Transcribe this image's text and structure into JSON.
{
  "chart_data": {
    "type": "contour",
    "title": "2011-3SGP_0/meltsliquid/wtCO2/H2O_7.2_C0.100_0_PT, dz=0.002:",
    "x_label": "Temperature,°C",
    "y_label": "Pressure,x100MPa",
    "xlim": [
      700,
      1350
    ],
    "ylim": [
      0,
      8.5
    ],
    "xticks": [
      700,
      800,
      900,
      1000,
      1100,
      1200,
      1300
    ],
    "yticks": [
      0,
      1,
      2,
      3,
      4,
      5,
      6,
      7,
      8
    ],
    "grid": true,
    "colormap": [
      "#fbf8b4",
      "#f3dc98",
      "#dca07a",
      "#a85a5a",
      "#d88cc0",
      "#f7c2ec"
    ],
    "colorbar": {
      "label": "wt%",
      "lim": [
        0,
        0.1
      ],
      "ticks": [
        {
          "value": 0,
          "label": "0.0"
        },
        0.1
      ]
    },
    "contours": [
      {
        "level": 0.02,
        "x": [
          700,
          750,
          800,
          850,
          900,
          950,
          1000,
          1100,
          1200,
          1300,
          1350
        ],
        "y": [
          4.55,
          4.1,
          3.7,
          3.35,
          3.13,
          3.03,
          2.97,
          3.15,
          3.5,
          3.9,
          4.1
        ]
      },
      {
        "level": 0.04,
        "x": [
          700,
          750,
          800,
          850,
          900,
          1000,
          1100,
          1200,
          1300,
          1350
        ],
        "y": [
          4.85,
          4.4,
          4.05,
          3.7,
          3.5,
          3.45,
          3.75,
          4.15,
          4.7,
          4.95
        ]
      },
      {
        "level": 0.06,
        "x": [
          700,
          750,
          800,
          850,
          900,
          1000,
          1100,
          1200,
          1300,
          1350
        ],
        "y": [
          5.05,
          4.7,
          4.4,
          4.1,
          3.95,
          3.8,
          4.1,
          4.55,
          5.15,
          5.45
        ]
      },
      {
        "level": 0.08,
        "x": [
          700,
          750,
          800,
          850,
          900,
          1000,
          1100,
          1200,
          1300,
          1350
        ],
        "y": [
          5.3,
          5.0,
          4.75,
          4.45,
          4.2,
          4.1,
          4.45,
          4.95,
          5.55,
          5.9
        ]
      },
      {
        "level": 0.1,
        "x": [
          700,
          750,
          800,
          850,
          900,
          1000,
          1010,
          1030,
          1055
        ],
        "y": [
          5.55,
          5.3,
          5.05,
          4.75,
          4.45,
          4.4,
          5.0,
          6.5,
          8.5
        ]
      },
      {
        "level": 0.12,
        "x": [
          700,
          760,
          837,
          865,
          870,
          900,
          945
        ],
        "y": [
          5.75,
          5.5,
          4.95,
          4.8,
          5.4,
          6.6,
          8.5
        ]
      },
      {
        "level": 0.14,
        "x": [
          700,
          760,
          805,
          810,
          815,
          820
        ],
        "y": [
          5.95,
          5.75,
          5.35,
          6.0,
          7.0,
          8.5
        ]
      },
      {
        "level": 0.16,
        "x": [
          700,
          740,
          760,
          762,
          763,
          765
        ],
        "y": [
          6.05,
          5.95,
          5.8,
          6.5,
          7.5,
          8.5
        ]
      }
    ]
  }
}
....
Copy every line above in which the string "level" shows up.

        "level": 0.02,
        "level": 0.04,
        "level": 0.06,
        "level": 0.08,
        "level": 0.1,
        "level": 0.12,
        "level": 0.14,
        "level": 0.16,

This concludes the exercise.